__TASK DESCRIPTION__. Repeat the material below exactly, line for line.

__EXTRACTED RECORDS__.
┌────────

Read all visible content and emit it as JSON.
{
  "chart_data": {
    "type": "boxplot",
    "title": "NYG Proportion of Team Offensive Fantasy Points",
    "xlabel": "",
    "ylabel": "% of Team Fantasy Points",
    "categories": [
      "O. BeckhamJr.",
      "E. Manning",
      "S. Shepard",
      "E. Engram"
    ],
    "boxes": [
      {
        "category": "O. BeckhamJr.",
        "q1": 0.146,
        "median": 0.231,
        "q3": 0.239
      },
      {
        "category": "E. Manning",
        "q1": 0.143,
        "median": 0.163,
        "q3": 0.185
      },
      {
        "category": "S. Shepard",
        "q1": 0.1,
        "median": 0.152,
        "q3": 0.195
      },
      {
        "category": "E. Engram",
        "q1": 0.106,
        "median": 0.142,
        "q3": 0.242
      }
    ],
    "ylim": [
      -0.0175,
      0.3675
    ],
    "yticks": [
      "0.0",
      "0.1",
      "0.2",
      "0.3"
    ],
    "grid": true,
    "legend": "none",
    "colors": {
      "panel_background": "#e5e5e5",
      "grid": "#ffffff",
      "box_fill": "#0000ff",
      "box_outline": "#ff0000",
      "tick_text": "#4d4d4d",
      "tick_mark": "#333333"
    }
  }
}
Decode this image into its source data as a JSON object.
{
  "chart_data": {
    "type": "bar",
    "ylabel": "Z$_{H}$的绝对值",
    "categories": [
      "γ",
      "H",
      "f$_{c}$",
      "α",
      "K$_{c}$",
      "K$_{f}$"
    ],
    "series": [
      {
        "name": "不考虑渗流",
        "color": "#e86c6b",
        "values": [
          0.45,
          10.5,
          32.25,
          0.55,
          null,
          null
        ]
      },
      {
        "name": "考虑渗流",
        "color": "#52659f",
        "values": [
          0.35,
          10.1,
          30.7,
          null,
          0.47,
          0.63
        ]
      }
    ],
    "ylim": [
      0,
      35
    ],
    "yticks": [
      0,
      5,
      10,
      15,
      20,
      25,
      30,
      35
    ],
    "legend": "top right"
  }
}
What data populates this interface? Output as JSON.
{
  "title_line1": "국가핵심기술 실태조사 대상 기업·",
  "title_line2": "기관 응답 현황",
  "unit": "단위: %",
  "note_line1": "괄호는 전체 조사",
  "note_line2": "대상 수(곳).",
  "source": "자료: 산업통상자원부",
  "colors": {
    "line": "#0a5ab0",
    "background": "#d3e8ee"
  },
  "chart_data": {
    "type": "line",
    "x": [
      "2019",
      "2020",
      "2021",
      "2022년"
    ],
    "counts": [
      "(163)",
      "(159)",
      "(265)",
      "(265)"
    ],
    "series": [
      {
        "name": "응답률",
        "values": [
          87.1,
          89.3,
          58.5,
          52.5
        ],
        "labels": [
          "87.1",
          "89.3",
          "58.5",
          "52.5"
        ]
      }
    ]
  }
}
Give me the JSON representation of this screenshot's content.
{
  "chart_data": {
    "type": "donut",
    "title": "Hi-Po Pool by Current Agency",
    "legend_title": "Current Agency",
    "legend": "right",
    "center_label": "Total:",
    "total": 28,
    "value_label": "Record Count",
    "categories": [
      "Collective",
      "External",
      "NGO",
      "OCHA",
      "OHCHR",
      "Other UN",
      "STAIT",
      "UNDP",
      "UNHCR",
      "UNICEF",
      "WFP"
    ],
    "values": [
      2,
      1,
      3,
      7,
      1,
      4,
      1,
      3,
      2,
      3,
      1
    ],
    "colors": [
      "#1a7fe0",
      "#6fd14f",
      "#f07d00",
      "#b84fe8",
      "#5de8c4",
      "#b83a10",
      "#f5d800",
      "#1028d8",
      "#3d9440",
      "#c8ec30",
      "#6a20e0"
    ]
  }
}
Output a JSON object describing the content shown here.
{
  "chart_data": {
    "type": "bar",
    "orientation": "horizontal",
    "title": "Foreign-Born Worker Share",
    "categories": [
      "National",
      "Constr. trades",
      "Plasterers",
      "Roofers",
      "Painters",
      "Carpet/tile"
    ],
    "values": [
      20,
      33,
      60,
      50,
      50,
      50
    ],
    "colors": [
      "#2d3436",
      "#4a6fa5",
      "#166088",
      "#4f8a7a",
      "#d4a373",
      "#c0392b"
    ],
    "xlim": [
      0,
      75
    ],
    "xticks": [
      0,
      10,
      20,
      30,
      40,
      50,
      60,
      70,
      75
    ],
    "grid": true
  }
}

└────────

__SOLUTION TO THE EXERCISE__.
Read all visible content and emit it as JSON.
{
  "chart_data": {
    "type": "boxplot",
    "title": "NYG Proportion of Team Offensive Fantasy Points",
    "xlabel": "",
    "ylabel": "% of Team Fantasy Points",
    "categories": [
      "O. BeckhamJr.",
      "E. Manning",
      "S. Shepard",
      "E. Engram"
    ],
    "boxes": [
      {
        "category": "O. BeckhamJr.",
        "q1": 0.146,
        "median": 0.231,
        "q3": 0.239
      },
      {
        "category": "E. Manning",
        "q1": 0.143,
        "median": 0.163,
        "q3": 0.185
      },
      {
        "category": "S. Shepard",
        "q1": 0.1,
        "median": 0.152,
        "q3": 0.195
      },
      {
        "category": "E. Engram",
        "q1": 0.106,
        "median": 0.142,
        "q3": 0.242
      }
    ],
    "ylim": [
      -0.0175,
      0.3675
    ],
    "yticks": [
      "0.0",
      "0.1",
      "0.2",
      "0.3"
    ],
    "grid": true,
    "legend": "none",
    "colors": {
      "panel_background": "#e5e5e5",
      "grid": "#ffffff",
      "box_fill": "#0000ff",
      "box_outline": "#ff0000",
      "tick_text": "#4d4d4d",
      "tick_mark": "#333333"
    }
  }
}
Decode this image into its source data as a JSON object.
{
  "chart_data": {
    "type": "bar",
    "ylabel": "Z$_{H}$的绝对值",
    "categories": [
      "γ",
      "H",
      "f$_{c}$",
      "α",
      "K$_{c}$",
      "K$_{f}$"
    ],
    "series": [
      {
        "name": "不考虑渗流",
        "color": "#e86c6b",
        "values": [
          0.45,
          10.5,
          32.25,
          0.55,
          null,
          null
        ]
      },
      {
        "name": "考虑渗流",
        "color": "#52659f",
        "values": [
          0.35,
          10.1,
          30.7,
          null,
          0.47,
          0.63
        ]
      }
    ],
    "ylim": [
      0,
      35
    ],
    "yticks": [
      0,
      5,
      10,
      15,
      20,
      25,
      30,
      35
    ],
    "legend": "top right"
  }
}
What data populates this interface? Output as JSON.
{
  "title_line1": "국가핵심기술 실태조사 대상 기업·",
  "title_line2": "기관 응답 현황",
  "unit": "단위: %",
  "note_line1": "괄호는 전체 조사",
  "note_line2": "대상 수(곳).",
  "source": "자료: 산업통상자원부",
  "colors": {
    "line": "#0a5ab0",
    "background": "#d3e8ee"
  },
  "chart_data": {
    "type": "line",
    "x": [
      "2019",
      "2020",
      "2021",
      "2022년"
    ],
    "counts": [
      "(163)",
      "(159)",
      "(265)",
      "(265)"
    ],
    "series": [
      {
        "name": "응답률",
        "values": [
          87.1,
          89.3,
          58.5,
          52.5
        ],
        "labels": [
          "87.1",
          "89.3",
          "58.5",
          "52.5"
        ]
      }
    ]
  }
}
Give me the JSON representation of this screenshot's content.
{
  "chart_data": {
    "type": "donut",
    "title": "Hi-Po Pool by Current Agency",
    "legend_title": "Current Agency",
    "legend": "right",
    "center_label": "Total:",
    "total": 28,
    "value_label": "Record Count",
    "categories": [
      "Collective",
      "External",
      "NGO",
      "OCHA",
      "OHCHR",
      "Other UN",
      "STAIT",
      "UNDP",
      "UNHCR",
      "UNICEF",
      "WFP"
    ],
    "values": [
      2,
      1,
      3,
      7,
      1,
      4,
      1,
      3,
      2,
      3,
      1
    ],
    "colors": [
      "#1a7fe0",
      "#6fd14f",
      "#f07d00",
      "#b84fe8",
      "#5de8c4",
      "#b83a10",
      "#f5d800",
      "#1028d8",
      "#3d9440",
      "#c8ec30",
      "#6a20e0"
    ]
  }
}
Output a JSON object describing the content shown here.
{
  "chart_data": {
    "type": "bar",
    "orientation": "horizontal",
    "title": "Foreign-Born Worker Share",
    "categories": [
      "National",
      "Constr. trades",
      "Plasterers",
      "Roofers",
      "Painters",
      "Carpet/tile"
    ],
    "values": [
      20,
      33,
      60,
      50,
      50,
      50
    ],
    "colors": [
      "#2d3436",
      "#4a6fa5",
      "#166088",
      "#4f8a7a",
      "#d4a373",
      "#c0392b"
    ],
    "xlim": [
      0,
      75
    ],
    "xticks": [
      0,
      10,
      20,
      30,
      40,
      50,
      60,
      70,
      75
    ],
    "grid": true
  }
}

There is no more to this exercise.